Extract the listing in its entirety, keeping each line identical to the original.

▸ **GIVEN RECORDS**:
+ + + +
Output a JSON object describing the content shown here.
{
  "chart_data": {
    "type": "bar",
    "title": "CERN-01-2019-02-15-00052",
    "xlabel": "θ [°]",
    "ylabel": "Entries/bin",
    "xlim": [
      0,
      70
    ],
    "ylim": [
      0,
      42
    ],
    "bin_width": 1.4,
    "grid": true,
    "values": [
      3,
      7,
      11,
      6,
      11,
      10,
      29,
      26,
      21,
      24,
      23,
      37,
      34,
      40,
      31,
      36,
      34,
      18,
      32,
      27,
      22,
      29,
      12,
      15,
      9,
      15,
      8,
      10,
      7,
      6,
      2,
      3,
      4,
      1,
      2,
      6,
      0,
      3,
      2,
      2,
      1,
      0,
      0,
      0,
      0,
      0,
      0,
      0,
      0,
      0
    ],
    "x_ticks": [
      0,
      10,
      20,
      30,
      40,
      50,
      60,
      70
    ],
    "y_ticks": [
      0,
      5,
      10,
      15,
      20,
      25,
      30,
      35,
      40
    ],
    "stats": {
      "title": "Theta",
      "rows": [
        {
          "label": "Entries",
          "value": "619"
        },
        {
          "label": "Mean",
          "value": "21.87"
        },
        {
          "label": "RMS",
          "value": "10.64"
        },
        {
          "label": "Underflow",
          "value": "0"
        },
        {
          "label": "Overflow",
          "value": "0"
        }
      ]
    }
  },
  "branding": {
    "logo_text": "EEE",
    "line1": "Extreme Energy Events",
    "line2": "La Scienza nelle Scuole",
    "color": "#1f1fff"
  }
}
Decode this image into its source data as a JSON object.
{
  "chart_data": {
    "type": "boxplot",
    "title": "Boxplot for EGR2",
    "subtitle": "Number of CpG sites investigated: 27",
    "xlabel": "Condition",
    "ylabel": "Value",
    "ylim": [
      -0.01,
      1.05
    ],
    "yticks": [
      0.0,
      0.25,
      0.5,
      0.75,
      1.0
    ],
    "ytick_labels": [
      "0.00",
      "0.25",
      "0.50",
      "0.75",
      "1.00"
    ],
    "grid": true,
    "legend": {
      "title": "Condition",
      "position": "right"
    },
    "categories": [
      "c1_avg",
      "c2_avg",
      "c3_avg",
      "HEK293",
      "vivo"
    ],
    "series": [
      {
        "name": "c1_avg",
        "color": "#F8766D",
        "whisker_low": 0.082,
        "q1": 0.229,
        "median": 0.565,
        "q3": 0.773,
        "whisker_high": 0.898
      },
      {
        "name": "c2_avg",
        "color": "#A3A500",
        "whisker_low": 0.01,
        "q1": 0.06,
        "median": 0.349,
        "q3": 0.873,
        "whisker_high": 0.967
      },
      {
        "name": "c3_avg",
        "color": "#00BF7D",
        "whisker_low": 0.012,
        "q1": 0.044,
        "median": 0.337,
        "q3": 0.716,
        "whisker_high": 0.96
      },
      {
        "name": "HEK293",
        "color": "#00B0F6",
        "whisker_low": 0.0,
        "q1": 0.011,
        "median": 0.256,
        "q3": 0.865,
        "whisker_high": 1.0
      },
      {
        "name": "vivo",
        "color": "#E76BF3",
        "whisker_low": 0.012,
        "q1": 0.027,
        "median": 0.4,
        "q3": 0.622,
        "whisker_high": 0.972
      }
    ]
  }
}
+ + + +
▸ **SOLUTION TO THE EXERCISE**:
Output a JSON object describing the content shown here.
{
  "chart_data": {
    "type": "bar",
    "title": "CERN-01-2019-02-15-00052",
    "xlabel": "θ [°]",
    "ylabel": "Entries/bin",
    "xlim": [
      0,
      70
    ],
    "ylim": [
      0,
      42
    ],
    "bin_width": 1.4,
    "grid": true,
    "values": [
      3,
      7,
      11,
      6,
      11,
      10,
      29,
      26,
      21,
      24,
      23,
      37,
      34,
      40,
      31,
      36,
      34,
      18,
      32,
      27,
      22,
      29,
      12,
      15,
      9,
      15,
      8,
      10,
      7,
      6,
      2,
      3,
      4,
      1,
      2,
      6,
      0,
      3,
      2,
      2,
      1,
      0,
      0,
      0,
      0,
      0,
      0,
      0,
      0,
      0
    ],
    "x_ticks": [
      0,
      10,
      20,
      30,
      40,
      50,
      60,
      70
    ],
    "y_ticks": [
      0,
      5,
      10,
      15,
      20,
      25,
      30,
      35,
      40
    ],
    "stats": {
      "title": "Theta",
      "rows": [
        {
          "label": "Entries",
          "value": "619"
        },
        {
          "label": "Mean",
          "value": "21.87"
        },
        {
          "label": "RMS",
          "value": "10.64"
        },
        {
          "label": "Underflow",
          "value": "0"
        },
        {
          "label": "Overflow",
          "value": "0"
        }
      ]
    }
  },
  "branding": {
    "logo_text": "EEE",
    "line1": "Extreme Energy Events",
    "line2": "La Scienza nelle Scuole",
    "color": "#1f1fff"
  }
}
Decode this image into its source data as a JSON object.
{
  "chart_data": {
    "type": "boxplot",
    "title": "Boxplot for EGR2",
    "subtitle": "Number of CpG sites investigated: 27",
    "xlabel": "Condition",
    "ylabel": "Value",
    "ylim": [
      -0.01,
      1.05
    ],
    "yticks": [
      0.0,
      0.25,
      0.5,
      0.75,
      1.0
    ],
    "ytick_labels": [
      "0.00",
      "0.25",
      "0.50",
      "0.75",
      "1.00"
    ],
    "grid": true,
    "legend": {
      "title": "Condition",
      "position": "right"
    },
    "categories": [
      "c1_avg",
      "c2_avg",
      "c3_avg",
      "HEK293",
      "vivo"
    ],
    "series": [
      {
        "name": "c1_avg",
        "color": "#F8766D",
        "whisker_low": 0.082,
        "q1": 0.229,
        "median": 0.565,
        "q3": 0.773,
        "whisker_high": 0.898
      },
      {
        "name": "c2_avg",
        "color": "#A3A500",
        "whisker_low": 0.01,
        "q1": 0.06,
        "median": 0.349,
        "q3": 0.873,
        "whisker_high": 0.967
      },
      {
        "name": "c3_avg",
        "color": "#00BF7D",
        "whisker_low": 0.012,
        "q1": 0.044,
        "median": 0.337,
        "q3": 0.716,
        "whisker_high": 0.96
      },
      {
        "name": "HEK293",
        "color": "#00B0F6",
        "whisker_low": 0.0,
        "q1": 0.011,
        "median": 0.256,
        "q3": 0.865,
        "whisker_high": 1.0
      },
      {
        "name": "vivo",
        "color": "#E76BF3",
        "whisker_low": 0.012,
        "q1": 0.027,
        "median": 0.4,
        "q3": 0.622,
        "whisker_high": 0.972
      }
    ]
  }
}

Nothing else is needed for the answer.